**EXERCISE:** Repeat exactly the lines that run from the one containing "Extract the structured" to the end of the data, and leave out all others.

* * * * * * *

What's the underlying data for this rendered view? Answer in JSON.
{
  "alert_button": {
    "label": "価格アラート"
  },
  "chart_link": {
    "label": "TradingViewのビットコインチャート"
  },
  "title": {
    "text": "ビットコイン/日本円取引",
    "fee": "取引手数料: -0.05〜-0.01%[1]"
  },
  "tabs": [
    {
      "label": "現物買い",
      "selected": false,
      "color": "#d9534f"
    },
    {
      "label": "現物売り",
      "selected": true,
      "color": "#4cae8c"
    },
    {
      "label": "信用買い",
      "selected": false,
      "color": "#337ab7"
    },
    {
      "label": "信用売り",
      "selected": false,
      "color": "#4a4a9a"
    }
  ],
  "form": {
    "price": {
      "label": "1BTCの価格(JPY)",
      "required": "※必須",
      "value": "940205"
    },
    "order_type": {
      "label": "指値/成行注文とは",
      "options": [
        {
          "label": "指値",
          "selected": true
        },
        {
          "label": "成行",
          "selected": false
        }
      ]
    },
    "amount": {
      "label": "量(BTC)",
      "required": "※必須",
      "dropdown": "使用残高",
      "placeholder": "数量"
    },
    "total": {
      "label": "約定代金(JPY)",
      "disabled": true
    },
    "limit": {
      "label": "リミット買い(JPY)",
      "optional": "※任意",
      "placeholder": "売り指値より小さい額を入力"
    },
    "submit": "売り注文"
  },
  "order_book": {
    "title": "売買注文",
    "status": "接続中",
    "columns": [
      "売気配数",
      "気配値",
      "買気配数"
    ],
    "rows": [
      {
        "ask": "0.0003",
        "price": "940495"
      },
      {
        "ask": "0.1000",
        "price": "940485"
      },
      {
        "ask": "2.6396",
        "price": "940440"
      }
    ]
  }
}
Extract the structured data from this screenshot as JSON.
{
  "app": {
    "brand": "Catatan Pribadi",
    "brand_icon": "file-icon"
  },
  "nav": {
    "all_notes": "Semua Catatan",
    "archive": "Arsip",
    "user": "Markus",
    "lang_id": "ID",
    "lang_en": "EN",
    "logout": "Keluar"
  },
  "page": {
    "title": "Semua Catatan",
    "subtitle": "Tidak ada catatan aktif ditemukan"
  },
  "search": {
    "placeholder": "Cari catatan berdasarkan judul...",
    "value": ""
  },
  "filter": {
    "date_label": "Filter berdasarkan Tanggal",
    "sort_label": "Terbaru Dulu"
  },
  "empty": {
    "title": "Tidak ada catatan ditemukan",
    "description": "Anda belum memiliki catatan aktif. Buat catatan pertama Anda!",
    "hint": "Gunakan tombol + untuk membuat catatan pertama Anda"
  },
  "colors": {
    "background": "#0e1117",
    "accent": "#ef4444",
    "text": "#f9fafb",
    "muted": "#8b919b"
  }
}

* * * * * * *

**RESULT OF THE TASK:**
Extract the structured data from this screenshot as JSON.
{
  "app": {
    "brand": "Catatan Pribadi",
    "brand_icon": "file-icon"
  },
  "nav": {
    "all_notes": "Semua Catatan",
    "archive": "Arsip",
    "user": "Markus",
    "lang_id": "ID",
    "lang_en": "EN",
    "logout": "Keluar"
  },
  "page": {
    "title": "Semua Catatan",
    "subtitle": "Tidak ada catatan aktif ditemukan"
  },
  "search": {
    "placeholder": "Cari catatan berdasarkan judul...",
    "value": ""
  },
  "filter": {
    "date_label": "Filter berdasarkan Tanggal",
    "sort_label": "Terbaru Dulu"
  },
  "empty": {
    "title": "Tidak ada catatan ditemukan",
    "description": "Anda belum memiliki catatan aktif. Buat catatan pertama Anda!",
    "hint": "Gunakan tombol + untuk membuat catatan pertama Anda"
  },
  "colors": {
    "background": "#0e1117",
    "accent": "#ef4444",
    "text": "#f9fafb",
    "muted": "#8b919b"
  }
}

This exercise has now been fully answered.